Can you echo these items back line for line, with nothing changed?

= Excerpt from a dataset =
***
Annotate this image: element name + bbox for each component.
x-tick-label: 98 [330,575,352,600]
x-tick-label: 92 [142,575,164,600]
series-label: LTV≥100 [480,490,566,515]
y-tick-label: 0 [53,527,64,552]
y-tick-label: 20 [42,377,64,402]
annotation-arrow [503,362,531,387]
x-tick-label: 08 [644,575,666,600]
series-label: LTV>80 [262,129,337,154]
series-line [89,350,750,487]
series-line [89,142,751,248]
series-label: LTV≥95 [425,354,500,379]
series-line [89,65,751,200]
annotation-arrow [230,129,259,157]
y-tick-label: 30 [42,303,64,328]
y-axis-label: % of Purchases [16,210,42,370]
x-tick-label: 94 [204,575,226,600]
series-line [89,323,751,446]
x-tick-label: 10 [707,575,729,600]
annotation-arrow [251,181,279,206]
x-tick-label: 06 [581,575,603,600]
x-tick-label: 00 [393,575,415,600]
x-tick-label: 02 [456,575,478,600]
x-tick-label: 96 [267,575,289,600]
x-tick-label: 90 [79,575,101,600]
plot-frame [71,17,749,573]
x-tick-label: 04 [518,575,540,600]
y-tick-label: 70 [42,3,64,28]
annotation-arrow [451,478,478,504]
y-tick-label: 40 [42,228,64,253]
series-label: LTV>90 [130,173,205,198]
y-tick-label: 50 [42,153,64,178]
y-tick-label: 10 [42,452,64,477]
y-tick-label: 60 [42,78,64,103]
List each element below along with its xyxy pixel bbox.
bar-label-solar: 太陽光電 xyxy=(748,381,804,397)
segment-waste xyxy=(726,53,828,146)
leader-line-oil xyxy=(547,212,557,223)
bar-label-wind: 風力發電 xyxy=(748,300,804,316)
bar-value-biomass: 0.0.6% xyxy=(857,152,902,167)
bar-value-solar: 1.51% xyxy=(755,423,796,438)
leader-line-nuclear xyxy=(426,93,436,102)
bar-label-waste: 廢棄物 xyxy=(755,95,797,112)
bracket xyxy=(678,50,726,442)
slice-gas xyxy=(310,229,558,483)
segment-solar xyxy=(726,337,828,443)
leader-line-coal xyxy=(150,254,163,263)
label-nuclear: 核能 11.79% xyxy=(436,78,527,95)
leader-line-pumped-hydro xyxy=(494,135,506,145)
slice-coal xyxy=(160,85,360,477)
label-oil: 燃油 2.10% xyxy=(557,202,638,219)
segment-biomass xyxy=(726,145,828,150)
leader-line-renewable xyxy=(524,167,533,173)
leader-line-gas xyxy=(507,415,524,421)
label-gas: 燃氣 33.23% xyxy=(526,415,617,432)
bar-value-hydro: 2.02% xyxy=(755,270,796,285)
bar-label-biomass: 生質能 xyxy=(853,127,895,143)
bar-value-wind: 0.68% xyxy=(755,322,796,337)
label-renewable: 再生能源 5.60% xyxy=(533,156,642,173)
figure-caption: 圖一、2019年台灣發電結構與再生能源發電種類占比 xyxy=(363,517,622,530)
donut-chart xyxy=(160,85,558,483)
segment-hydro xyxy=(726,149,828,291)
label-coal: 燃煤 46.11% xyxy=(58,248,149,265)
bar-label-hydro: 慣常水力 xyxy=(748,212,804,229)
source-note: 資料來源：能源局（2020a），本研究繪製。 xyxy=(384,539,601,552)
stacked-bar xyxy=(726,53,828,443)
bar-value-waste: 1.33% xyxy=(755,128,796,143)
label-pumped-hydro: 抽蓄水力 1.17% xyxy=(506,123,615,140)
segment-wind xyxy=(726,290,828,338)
***
= OUTPUT =
Annotate this image: element name + bbox for each component.
x-tick-label: 98 [330,575,352,600]
x-tick-label: 92 [142,575,164,600]
series-label: LTV≥100 [480,490,566,515]
y-tick-label: 0 [53,527,64,552]
y-tick-label: 20 [42,377,64,402]
annotation-arrow [503,362,531,387]
x-tick-label: 08 [644,575,666,600]
series-label: LTV>80 [262,129,337,154]
series-line [89,350,750,487]
series-line [89,142,751,248]
series-label: LTV≥95 [425,354,500,379]
series-line [89,65,751,200]
annotation-arrow [230,129,259,157]
y-tick-label: 30 [42,303,64,328]
y-axis-label: % of Purchases [16,210,42,370]
x-tick-label: 94 [204,575,226,600]
series-line [89,323,751,446]
x-tick-label: 10 [707,575,729,600]
annotation-arrow [251,181,279,206]
x-tick-label: 06 [581,575,603,600]
x-tick-label: 00 [393,575,415,600]
x-tick-label: 02 [456,575,478,600]
x-tick-label: 96 [267,575,289,600]
x-tick-label: 90 [79,575,101,600]
plot-frame [71,17,749,573]
x-tick-label: 04 [518,575,540,600]
y-tick-label: 70 [42,3,64,28]
annotation-arrow [451,478,478,504]
y-tick-label: 40 [42,228,64,253]
series-label: LTV>90 [130,173,205,198]
y-tick-label: 50 [42,153,64,178]
y-tick-label: 10 [42,452,64,477]
y-tick-label: 60 [42,78,64,103]
List each element below along with its xyxy pixel bbox.
bar-label-solar: 太陽光電 xyxy=(748,381,804,397)
segment-waste xyxy=(726,53,828,146)
leader-line-oil xyxy=(547,212,557,223)
bar-label-wind: 風力發電 xyxy=(748,300,804,316)
bar-value-biomass: 0.0.6% xyxy=(857,152,902,167)
bar-value-solar: 1.51% xyxy=(755,423,796,438)
leader-line-nuclear xyxy=(426,93,436,102)
bar-label-waste: 廢棄物 xyxy=(755,95,797,112)
bracket xyxy=(678,50,726,442)
slice-gas xyxy=(310,229,558,483)
segment-solar xyxy=(726,337,828,443)
leader-line-coal xyxy=(150,254,163,263)
label-nuclear: 核能 11.79% xyxy=(436,78,527,95)
leader-line-pumped-hydro xyxy=(494,135,506,145)
slice-coal xyxy=(160,85,360,477)
label-oil: 燃油 2.10% xyxy=(557,202,638,219)
segment-biomass xyxy=(726,145,828,150)
leader-line-renewable xyxy=(524,167,533,173)
leader-line-gas xyxy=(507,415,524,421)
label-gas: 燃氣 33.23% xyxy=(526,415,617,432)
bar-value-hydro: 2.02% xyxy=(755,270,796,285)
bar-label-biomass: 生質能 xyxy=(853,127,895,143)
bar-value-wind: 0.68% xyxy=(755,322,796,337)
label-renewable: 再生能源 5.60% xyxy=(533,156,642,173)
figure-caption: 圖一、2019年台灣發電結構與再生能源發電種類占比 xyxy=(363,517,622,530)
donut-chart xyxy=(160,85,558,483)
segment-hydro xyxy=(726,149,828,291)
label-coal: 燃煤 46.11% xyxy=(58,248,149,265)
bar-label-hydro: 慣常水力 xyxy=(748,212,804,229)
source-note: 資料來源：能源局（2020a），本研究繪製。 xyxy=(384,539,601,552)
stacked-bar xyxy=(726,53,828,443)
bar-value-waste: 1.33% xyxy=(755,128,796,143)
label-pumped-hydro: 抽蓄水力 1.17% xyxy=(506,123,615,140)
segment-wind xyxy=(726,290,828,338)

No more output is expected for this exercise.